The problem — Transcribe every record that appears below, exactly and in full.

Records for processing —
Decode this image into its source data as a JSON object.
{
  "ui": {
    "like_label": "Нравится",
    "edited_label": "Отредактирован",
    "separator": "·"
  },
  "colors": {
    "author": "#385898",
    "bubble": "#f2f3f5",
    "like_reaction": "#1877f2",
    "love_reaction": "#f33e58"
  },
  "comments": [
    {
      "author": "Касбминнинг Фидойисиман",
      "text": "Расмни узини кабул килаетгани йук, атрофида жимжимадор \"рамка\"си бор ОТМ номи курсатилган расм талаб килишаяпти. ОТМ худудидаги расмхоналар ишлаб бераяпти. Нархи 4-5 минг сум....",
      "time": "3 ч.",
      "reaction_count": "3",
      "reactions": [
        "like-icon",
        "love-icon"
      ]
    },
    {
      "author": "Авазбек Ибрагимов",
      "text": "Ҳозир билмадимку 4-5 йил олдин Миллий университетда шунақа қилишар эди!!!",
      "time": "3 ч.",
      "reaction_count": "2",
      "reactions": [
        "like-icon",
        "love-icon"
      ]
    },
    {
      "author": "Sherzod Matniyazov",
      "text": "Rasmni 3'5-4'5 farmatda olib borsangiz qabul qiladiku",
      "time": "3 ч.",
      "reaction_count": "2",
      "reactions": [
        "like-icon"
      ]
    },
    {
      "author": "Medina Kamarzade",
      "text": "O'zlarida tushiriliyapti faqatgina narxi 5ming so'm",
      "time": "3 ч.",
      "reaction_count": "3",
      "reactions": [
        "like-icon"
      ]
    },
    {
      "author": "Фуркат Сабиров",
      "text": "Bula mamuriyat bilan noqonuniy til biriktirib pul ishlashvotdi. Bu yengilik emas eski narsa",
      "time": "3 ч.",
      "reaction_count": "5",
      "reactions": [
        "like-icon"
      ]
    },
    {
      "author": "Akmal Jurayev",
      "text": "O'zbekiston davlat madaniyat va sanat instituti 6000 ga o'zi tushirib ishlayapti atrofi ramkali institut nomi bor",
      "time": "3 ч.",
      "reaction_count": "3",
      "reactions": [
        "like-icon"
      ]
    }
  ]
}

Task answer —
Decode this image into its source data as a JSON object.
{
  "ui": {
    "like_label": "Нравится",
    "edited_label": "Отредактирован",
    "separator": "·"
  },
  "colors": {
    "author": "#385898",
    "bubble": "#f2f3f5",
    "like_reaction": "#1877f2",
    "love_reaction": "#f33e58"
  },
  "comments": [
    {
      "author": "Касбминнинг Фидойисиман",
      "text": "Расмни узини кабул килаетгани йук, атрофида жимжимадор \"рамка\"си бор ОТМ номи курсатилган расм талаб килишаяпти. ОТМ худудидаги расмхоналар ишлаб бераяпти. Нархи 4-5 минг сум....",
      "time": "3 ч.",
      "reaction_count": "3",
      "reactions": [
        "like-icon",
        "love-icon"
      ]
    },
    {
      "author": "Авазбек Ибрагимов",
      "text": "Ҳозир билмадимку 4-5 йил олдин Миллий университетда шунақа қилишар эди!!!",
      "time": "3 ч.",
      "reaction_count": "2",
      "reactions": [
        "like-icon",
        "love-icon"
      ]
    },
    {
      "author": "Sherzod Matniyazov",
      "text": "Rasmni 3'5-4'5 farmatda olib borsangiz qabul qiladiku",
      "time": "3 ч.",
      "reaction_count": "2",
      "reactions": [
        "like-icon"
      ]
    },
    {
      "author": "Medina Kamarzade",
      "text": "O'zlarida tushiriliyapti faqatgina narxi 5ming so'm",
      "time": "3 ч.",
      "reaction_count": "3",
      "reactions": [
        "like-icon"
      ]
    },
    {
      "author": "Фуркат Сабиров",
      "text": "Bula mamuriyat bilan noqonuniy til biriktirib pul ishlashvotdi. Bu yengilik emas eski narsa",
      "time": "3 ч.",
      "reaction_count": "5",
      "reactions": [
        "like-icon"
      ]
    },
    {
      "author": "Akmal Jurayev",
      "text": "O'zbekiston davlat madaniyat va sanat instituti 6000 ga o'zi tushirib ishlayapti atrofi ramkali institut nomi bor",
      "time": "3 ч.",
      "reaction_count": "3",
      "reactions": [
        "like-icon"
      ]
    }
  ]
}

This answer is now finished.